BEGIN Exercise input
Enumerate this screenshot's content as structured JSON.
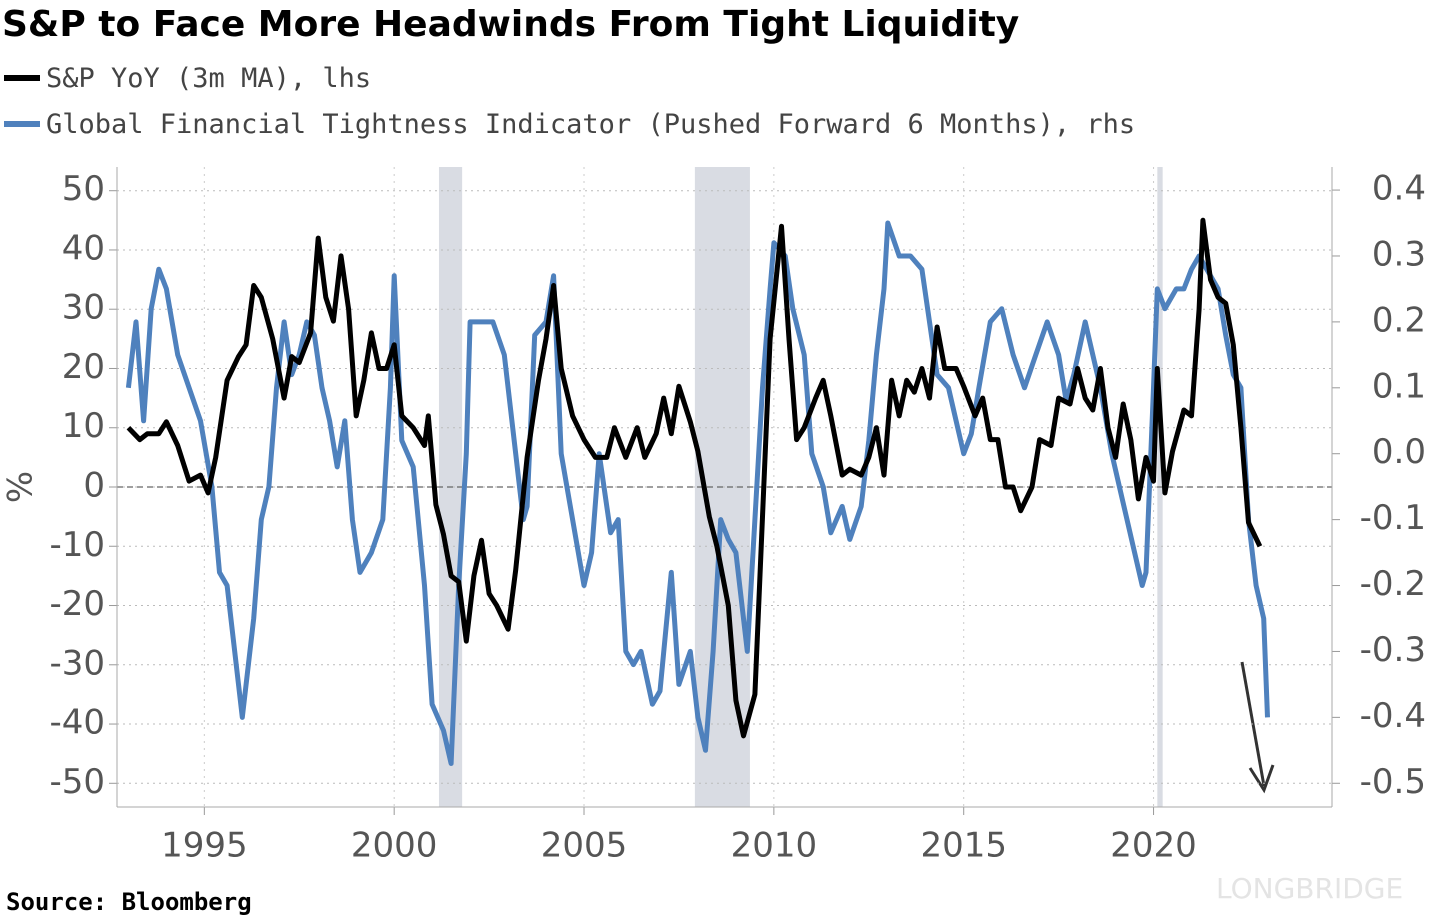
{
  "chart_data": {
    "type": "line",
    "title": "S&P to Face More Headwinds From Tight Liquidity",
    "ylabel": "%",
    "source": "Source: Bloomberg",
    "watermark": "LONGBRIDGE",
    "xlim": [
      1992.7,
      2024.7
    ],
    "xticks": [
      1995,
      2000,
      2005,
      2010,
      2015,
      2020
    ],
    "ylim": [
      -54,
      54
    ],
    "yticks": [
      50,
      40,
      30,
      20,
      10,
      0,
      -10,
      -20,
      -30,
      -40,
      -50
    ],
    "y2lim": [
      -0.536,
      0.435
    ],
    "y2ticks": [
      0.4,
      0.3,
      0.2,
      0.1,
      {
        "value": 0,
        "label": "0.0"
      },
      -0.1,
      -0.2,
      -0.3,
      -0.4,
      -0.5
    ],
    "grid": true,
    "shaded_regions": [
      [
        2001.18,
        2001.79
      ],
      [
        2007.92,
        2009.37
      ],
      [
        2020.1,
        2020.24
      ]
    ],
    "series": [
      {
        "name": "S&P YoY (3m MA), lhs",
        "color": "#000000",
        "axis": "y",
        "x": [
          1993.0,
          1993.3,
          1993.5,
          1993.8,
          1994.0,
          1994.3,
          1994.6,
          1994.9,
          1995.1,
          1995.3,
          1995.6,
          1995.9,
          1996.1,
          1996.3,
          1996.5,
          1996.8,
          1997.1,
          1997.3,
          1997.5,
          1997.8,
          1998.0,
          1998.2,
          1998.4,
          1998.6,
          1998.8,
          1999.0,
          1999.2,
          1999.4,
          1999.6,
          1999.8,
          2000.0,
          2000.2,
          2000.5,
          2000.8,
          2000.9,
          2001.1,
          2001.3,
          2001.5,
          2001.7,
          2001.9,
          2002.1,
          2002.3,
          2002.5,
          2002.7,
          2003.0,
          2003.2,
          2003.5,
          2003.8,
          2004.0,
          2004.2,
          2004.4,
          2004.7,
          2005.0,
          2005.3,
          2005.6,
          2005.8,
          2006.1,
          2006.4,
          2006.6,
          2006.9,
          2007.1,
          2007.3,
          2007.5,
          2007.8,
          2008.0,
          2008.3,
          2008.5,
          2008.8,
          2009.0,
          2009.2,
          2009.5,
          2009.7,
          2009.9,
          2010.2,
          2010.4,
          2010.6,
          2010.8,
          2011.1,
          2011.3,
          2011.5,
          2011.8,
          2012.0,
          2012.3,
          2012.5,
          2012.7,
          2012.9,
          2013.1,
          2013.3,
          2013.5,
          2013.7,
          2013.9,
          2014.1,
          2014.3,
          2014.5,
          2014.8,
          2015.0,
          2015.3,
          2015.5,
          2015.7,
          2015.9,
          2016.1,
          2016.3,
          2016.5,
          2016.8,
          2017.0,
          2017.3,
          2017.5,
          2017.8,
          2018.0,
          2018.2,
          2018.4,
          2018.6,
          2018.8,
          2019.0,
          2019.2,
          2019.4,
          2019.6,
          2019.8,
          2020.0,
          2020.1,
          2020.3,
          2020.5,
          2020.8,
          2021.0,
          2021.2,
          2021.3,
          2021.5,
          2021.7,
          2021.9,
          2022.1,
          2022.3,
          2022.5,
          2022.8
        ],
        "values": [
          10,
          8,
          9,
          9,
          11,
          7,
          1,
          2,
          -1,
          5,
          18,
          22,
          24,
          34,
          32,
          25,
          15,
          22,
          21,
          26,
          42,
          32,
          28,
          39,
          30,
          12,
          18,
          26,
          20,
          20,
          24,
          12,
          10,
          7,
          12,
          -3,
          -8,
          -15,
          -16,
          -26,
          -15,
          -9,
          -18,
          -20,
          -24,
          -14,
          5,
          18,
          25,
          34,
          20,
          12,
          8,
          5,
          5,
          10,
          5,
          10,
          5,
          9,
          15,
          9,
          17,
          11,
          6,
          -5,
          -10,
          -20,
          -36,
          -42,
          -35,
          -5,
          25,
          44,
          25,
          8,
          10,
          15,
          18,
          12,
          2,
          3,
          2,
          5,
          10,
          2,
          18,
          12,
          18,
          16,
          20,
          15,
          27,
          20,
          20,
          17,
          12,
          15,
          8,
          8,
          0,
          0,
          -4,
          0,
          8,
          7,
          15,
          14,
          20,
          15,
          13,
          20,
          10,
          5,
          14,
          8,
          -2,
          5,
          1,
          20,
          -1,
          6,
          13,
          12,
          30,
          45,
          35,
          32,
          31,
          24,
          10,
          -6,
          -10
        ]
      },
      {
        "name": "Global Financial Tightness Indicator (Pushed Forward 6 Months), rhs",
        "color": "#4f81bd",
        "axis": "y2",
        "x": [
          1993.0,
          1993.2,
          1993.4,
          1993.6,
          1993.8,
          1994.0,
          1994.3,
          1994.6,
          1994.9,
          1995.2,
          1995.4,
          1995.6,
          1995.9,
          1996.0,
          1996.3,
          1996.5,
          1996.7,
          1996.9,
          1997.1,
          1997.3,
          1997.5,
          1997.7,
          1997.9,
          1998.1,
          1998.3,
          1998.5,
          1998.7,
          1998.9,
          1999.1,
          1999.4,
          1999.7,
          1999.9,
          2000.0,
          2000.2,
          2000.5,
          2000.8,
          2001.0,
          2001.3,
          2001.5,
          2001.7,
          2001.9,
          2002.0,
          2002.3,
          2002.6,
          2002.9,
          2003.2,
          2003.4,
          2003.5,
          2003.7,
          2004.0,
          2004.2,
          2004.4,
          2004.7,
          2005.0,
          2005.2,
          2005.4,
          2005.7,
          2005.9,
          2006.1,
          2006.3,
          2006.5,
          2006.8,
          2007.0,
          2007.3,
          2007.5,
          2007.8,
          2008.0,
          2008.2,
          2008.4,
          2008.6,
          2008.8,
          2009.0,
          2009.3,
          2009.5,
          2009.7,
          2009.9,
          2010.0,
          2010.3,
          2010.5,
          2010.8,
          2011.0,
          2011.3,
          2011.5,
          2011.8,
          2012.0,
          2012.3,
          2012.5,
          2012.7,
          2012.9,
          2013.0,
          2013.3,
          2013.6,
          2013.9,
          2014.1,
          2014.3,
          2014.6,
          2014.8,
          2015.0,
          2015.2,
          2015.4,
          2015.7,
          2016.0,
          2016.3,
          2016.6,
          2016.9,
          2017.2,
          2017.5,
          2017.7,
          2017.9,
          2018.2,
          2018.4,
          2018.6,
          2018.9,
          2019.1,
          2019.3,
          2019.5,
          2019.7,
          2019.8,
          2020.0,
          2020.1,
          2020.3,
          2020.6,
          2020.8,
          2021.0,
          2021.2,
          2021.4,
          2021.7,
          2021.9,
          2022.1,
          2022.3,
          2022.5,
          2022.7,
          2022.9,
          2023.0
        ],
        "values": [
          0.1,
          0.2,
          0.05,
          0.22,
          0.28,
          0.25,
          0.15,
          0.1,
          0.05,
          -0.05,
          -0.18,
          -0.2,
          -0.35,
          -0.4,
          -0.25,
          -0.1,
          -0.05,
          0.1,
          0.2,
          0.12,
          0.15,
          0.2,
          0.18,
          0.1,
          0.05,
          -0.02,
          0.05,
          -0.1,
          -0.18,
          -0.15,
          -0.1,
          0.1,
          0.27,
          0.02,
          -0.02,
          -0.2,
          -0.38,
          -0.42,
          -0.47,
          -0.2,
          0.0,
          0.2,
          0.2,
          0.2,
          0.15,
          0.0,
          -0.1,
          -0.08,
          0.18,
          0.2,
          0.27,
          0.0,
          -0.1,
          -0.2,
          -0.15,
          0.0,
          -0.12,
          -0.1,
          -0.3,
          -0.32,
          -0.3,
          -0.38,
          -0.36,
          -0.18,
          -0.35,
          -0.3,
          -0.4,
          -0.45,
          -0.3,
          -0.1,
          -0.13,
          -0.15,
          -0.3,
          -0.1,
          0.1,
          0.25,
          0.32,
          0.3,
          0.22,
          0.15,
          0.0,
          -0.05,
          -0.12,
          -0.08,
          -0.13,
          -0.08,
          0.02,
          0.15,
          0.25,
          0.35,
          0.3,
          0.3,
          0.28,
          0.2,
          0.12,
          0.1,
          0.05,
          0.0,
          0.03,
          0.1,
          0.2,
          0.22,
          0.15,
          0.1,
          0.15,
          0.2,
          0.15,
          0.08,
          0.12,
          0.2,
          0.15,
          0.1,
          0.0,
          -0.05,
          -0.1,
          -0.15,
          -0.2,
          -0.18,
          0.1,
          0.25,
          0.22,
          0.25,
          0.25,
          0.28,
          0.3,
          0.28,
          0.25,
          0.18,
          0.12,
          0.1,
          -0.1,
          -0.2,
          -0.25,
          -0.4
        ]
      }
    ]
  }
}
END Exercise input
*Task directions*
Extract, from the material above, each line holding the word "name".

*The reply*
        "name": "S&P YoY (3m MA), lhs",
        "name": "Global Financial Tightness Indicator (Pushed Forward 6 Months), rhs",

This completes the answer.